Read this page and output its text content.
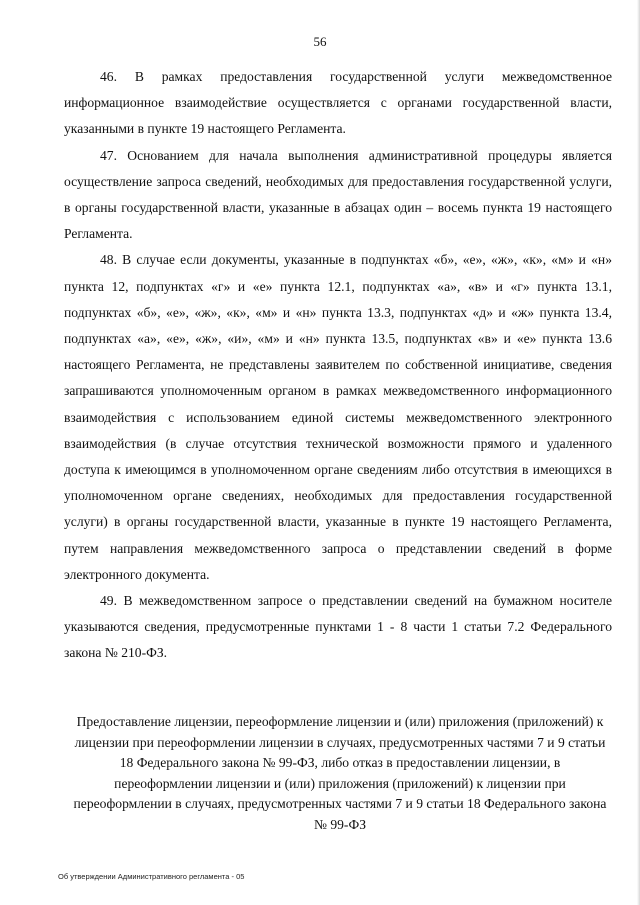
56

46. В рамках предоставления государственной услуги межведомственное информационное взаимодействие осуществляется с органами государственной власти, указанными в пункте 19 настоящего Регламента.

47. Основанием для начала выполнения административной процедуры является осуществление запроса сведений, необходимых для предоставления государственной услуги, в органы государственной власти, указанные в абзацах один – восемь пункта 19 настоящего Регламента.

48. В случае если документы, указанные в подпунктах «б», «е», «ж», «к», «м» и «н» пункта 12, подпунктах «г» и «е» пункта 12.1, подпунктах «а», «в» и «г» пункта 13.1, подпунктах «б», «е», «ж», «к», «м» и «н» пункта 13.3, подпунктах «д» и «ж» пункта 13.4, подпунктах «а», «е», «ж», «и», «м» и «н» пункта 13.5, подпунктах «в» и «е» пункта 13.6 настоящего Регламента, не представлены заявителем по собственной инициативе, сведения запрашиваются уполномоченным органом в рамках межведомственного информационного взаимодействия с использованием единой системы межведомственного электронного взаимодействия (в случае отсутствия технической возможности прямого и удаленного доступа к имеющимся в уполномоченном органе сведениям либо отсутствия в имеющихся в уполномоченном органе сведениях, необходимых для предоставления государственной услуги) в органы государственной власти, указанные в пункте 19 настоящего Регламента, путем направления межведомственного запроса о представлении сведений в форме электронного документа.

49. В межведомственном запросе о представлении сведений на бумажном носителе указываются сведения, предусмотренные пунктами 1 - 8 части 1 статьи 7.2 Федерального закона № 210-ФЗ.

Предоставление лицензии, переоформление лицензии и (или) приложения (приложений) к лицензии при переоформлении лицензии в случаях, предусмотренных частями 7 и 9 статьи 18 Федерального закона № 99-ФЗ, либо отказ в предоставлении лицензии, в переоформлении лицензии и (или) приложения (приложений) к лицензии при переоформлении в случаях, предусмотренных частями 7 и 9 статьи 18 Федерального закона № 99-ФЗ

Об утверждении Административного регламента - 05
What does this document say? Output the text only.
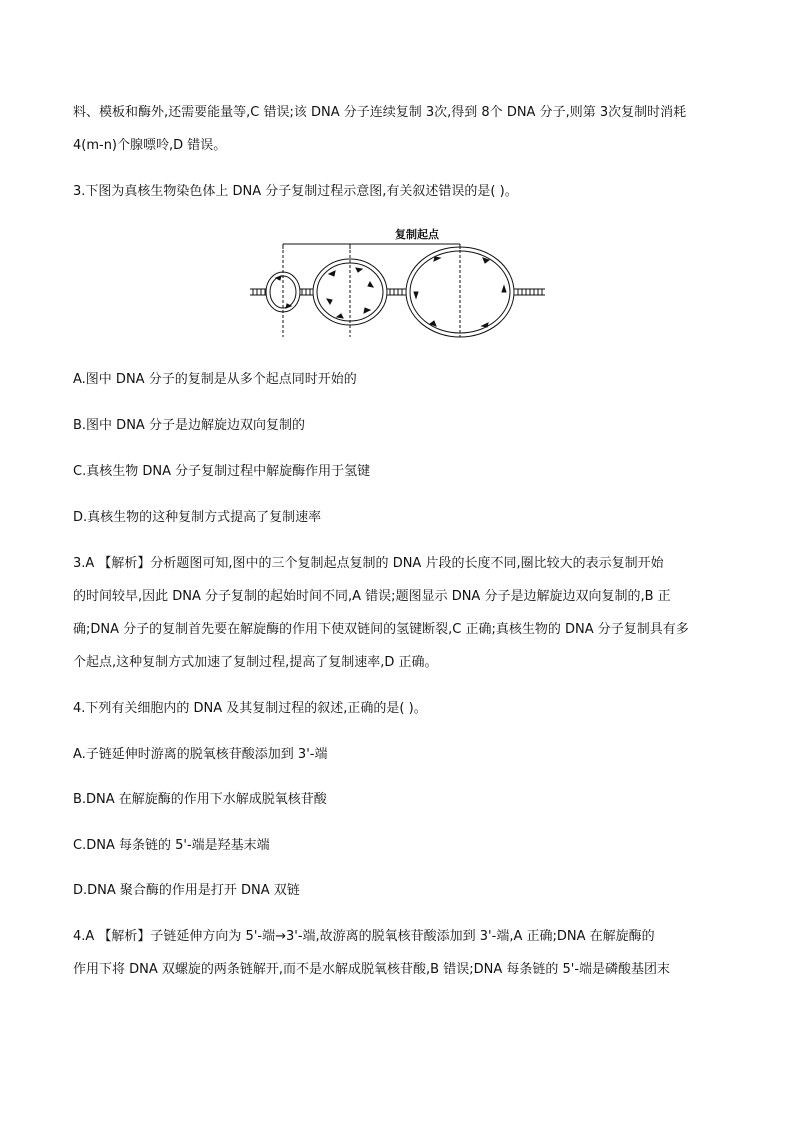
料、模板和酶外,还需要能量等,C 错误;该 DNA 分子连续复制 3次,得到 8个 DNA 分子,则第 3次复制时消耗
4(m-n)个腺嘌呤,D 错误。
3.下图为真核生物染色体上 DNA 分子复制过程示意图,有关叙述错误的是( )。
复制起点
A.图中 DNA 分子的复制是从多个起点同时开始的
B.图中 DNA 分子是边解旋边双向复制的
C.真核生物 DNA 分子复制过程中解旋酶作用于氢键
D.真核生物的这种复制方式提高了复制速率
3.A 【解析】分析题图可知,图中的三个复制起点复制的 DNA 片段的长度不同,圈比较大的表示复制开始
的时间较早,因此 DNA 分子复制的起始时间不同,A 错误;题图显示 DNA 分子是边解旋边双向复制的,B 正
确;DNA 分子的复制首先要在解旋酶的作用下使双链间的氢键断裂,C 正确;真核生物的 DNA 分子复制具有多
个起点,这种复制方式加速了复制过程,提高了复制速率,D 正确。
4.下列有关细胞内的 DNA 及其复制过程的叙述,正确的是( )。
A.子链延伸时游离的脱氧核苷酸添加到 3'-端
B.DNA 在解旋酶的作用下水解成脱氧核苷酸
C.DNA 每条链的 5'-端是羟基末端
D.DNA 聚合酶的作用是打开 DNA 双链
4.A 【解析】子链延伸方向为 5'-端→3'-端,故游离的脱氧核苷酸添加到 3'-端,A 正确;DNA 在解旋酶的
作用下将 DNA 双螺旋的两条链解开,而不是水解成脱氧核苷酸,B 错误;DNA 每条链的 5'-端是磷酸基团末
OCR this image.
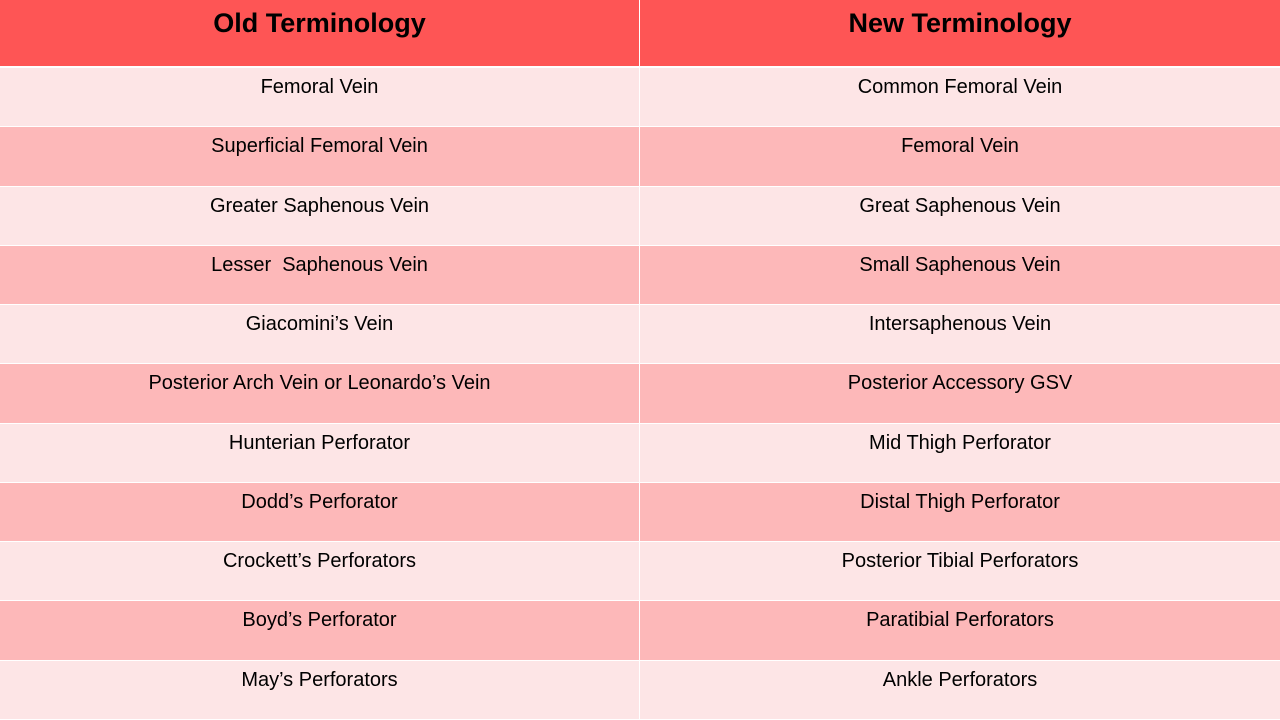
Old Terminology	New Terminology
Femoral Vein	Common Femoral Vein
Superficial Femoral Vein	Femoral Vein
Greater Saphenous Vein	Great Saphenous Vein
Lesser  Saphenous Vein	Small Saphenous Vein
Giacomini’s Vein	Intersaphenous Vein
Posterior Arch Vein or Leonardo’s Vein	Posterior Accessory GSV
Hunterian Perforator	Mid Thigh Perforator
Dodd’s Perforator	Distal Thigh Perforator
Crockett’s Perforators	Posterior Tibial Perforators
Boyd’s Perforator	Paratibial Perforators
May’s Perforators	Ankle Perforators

◇ ◇ ◇

**Exercise brief:**
All records must be output exactly as they are, except for the pictures, which are left out.

**Expected answer:**
Read this page and output its text content.
56

46. В рамках предоставления государственной услуги межведомственное информационное взаимодействие осуществляется с органами государственной власти, указанными в пункте 19 настоящего Регламента.

47. Основанием для начала выполнения административной процедуры является осуществление запроса сведений, необходимых для предоставления государственной услуги, в органы государственной власти, указанные в абзацах один – восемь пункта 19 настоящего Регламента.

48. В случае если документы, указанные в подпунктах «б», «е», «ж», «к», «м» и «н» пункта 12, подпунктах «г» и «е» пункта 12.1, подпунктах «а», «в» и «г» пункта 13.1, подпунктах «б», «е», «ж», «к», «м» и «н» пункта 13.3, подпунктах «д» и «ж» пункта 13.4, подпунктах «а», «е», «ж», «и», «м» и «н» пункта 13.5, подпунктах «в» и «е» пункта 13.6 настоящего Регламента, не представлены заявителем по собственной инициативе, сведения запрашиваются уполномоченным органом в рамках межведомственного информационного взаимодействия с использованием единой системы межведомственного электронного взаимодействия (в случае отсутствия технической возможности прямого и удаленного доступа к имеющимся в уполномоченном органе сведениям либо отсутствия в имеющихся в уполномоченном органе сведениях, необходимых для предоставления государственной услуги) в органы государственной власти, указанные в пункте 19 настоящего Регламента, путем направления межведомственного запроса о представлении сведений в форме электронного документа.

49. В межведомственном запросе о представлении сведений на бумажном носителе указываются сведения, предусмотренные пунктами 1 - 8 части 1 статьи 7.2 Федерального закона № 210-ФЗ.

Предоставление лицензии, переоформление лицензии и (или) приложения (приложений) к лицензии при переоформлении лицензии в случаях, предусмотренных частями 7 и 9 статьи 18 Федерального закона № 99-ФЗ, либо отказ в предоставлении лицензии, в переоформлении лицензии и (или) приложения (приложений) к лицензии при переоформлении в случаях, предусмотренных частями 7 и 9 статьи 18 Федерального закона № 99-ФЗ

Об утверждении Административного регламента - 05
What does this document say? Output the text only.
料、模板和酶外,还需要能量等,C 错误;该 DNA 分子连续复制 3次,得到 8个 DNA 分子,则第 3次复制时消耗
4(m-n)个腺嘌呤,D 错误。
3.下图为真核生物染色体上 DNA 分子复制过程示意图,有关叙述错误的是( )。
复制起点
A.图中 DNA 分子的复制是从多个起点同时开始的
B.图中 DNA 分子是边解旋边双向复制的
C.真核生物 DNA 分子复制过程中解旋酶作用于氢键
D.真核生物的这种复制方式提高了复制速率
3.A 【解析】分析题图可知,图中的三个复制起点复制的 DNA 片段的长度不同,圈比较大的表示复制开始
的时间较早,因此 DNA 分子复制的起始时间不同,A 错误;题图显示 DNA 分子是边解旋边双向复制的,B 正
确;DNA 分子的复制首先要在解旋酶的作用下使双链间的氢键断裂,C 正确;真核生物的 DNA 分子复制具有多
个起点,这种复制方式加速了复制过程,提高了复制速率,D 正确。
4.下列有关细胞内的 DNA 及其复制过程的叙述,正确的是( )。
A.子链延伸时游离的脱氧核苷酸添加到 3'-端
B.DNA 在解旋酶的作用下水解成脱氧核苷酸
C.DNA 每条链的 5'-端是羟基末端
D.DNA 聚合酶的作用是打开 DNA 双链
4.A 【解析】子链延伸方向为 5'-端→3'-端,故游离的脱氧核苷酸添加到 3'-端,A 正确;DNA 在解旋酶的
作用下将 DNA 双螺旋的两条链解开,而不是水解成脱氧核苷酸,B 错误;DNA 每条链的 5'-端是磷酸基团末
OCR this image.
Old Terminology	New Terminology
Femoral Vein	Common Femoral Vein
Superficial Femoral Vein	Femoral Vein
Greater Saphenous Vein	Great Saphenous Vein
Lesser  Saphenous Vein	Small Saphenous Vein
Giacomini’s Vein	Intersaphenous Vein
Posterior Arch Vein or Leonardo’s Vein	Posterior Accessory GSV
Hunterian Perforator	Mid Thigh Perforator
Dodd’s Perforator	Distal Thigh Perforator
Crockett’s Perforators	Posterior Tibial Perforators
Boyd’s Perforator	Paratibial Perforators
May’s Perforators	Ankle Perforators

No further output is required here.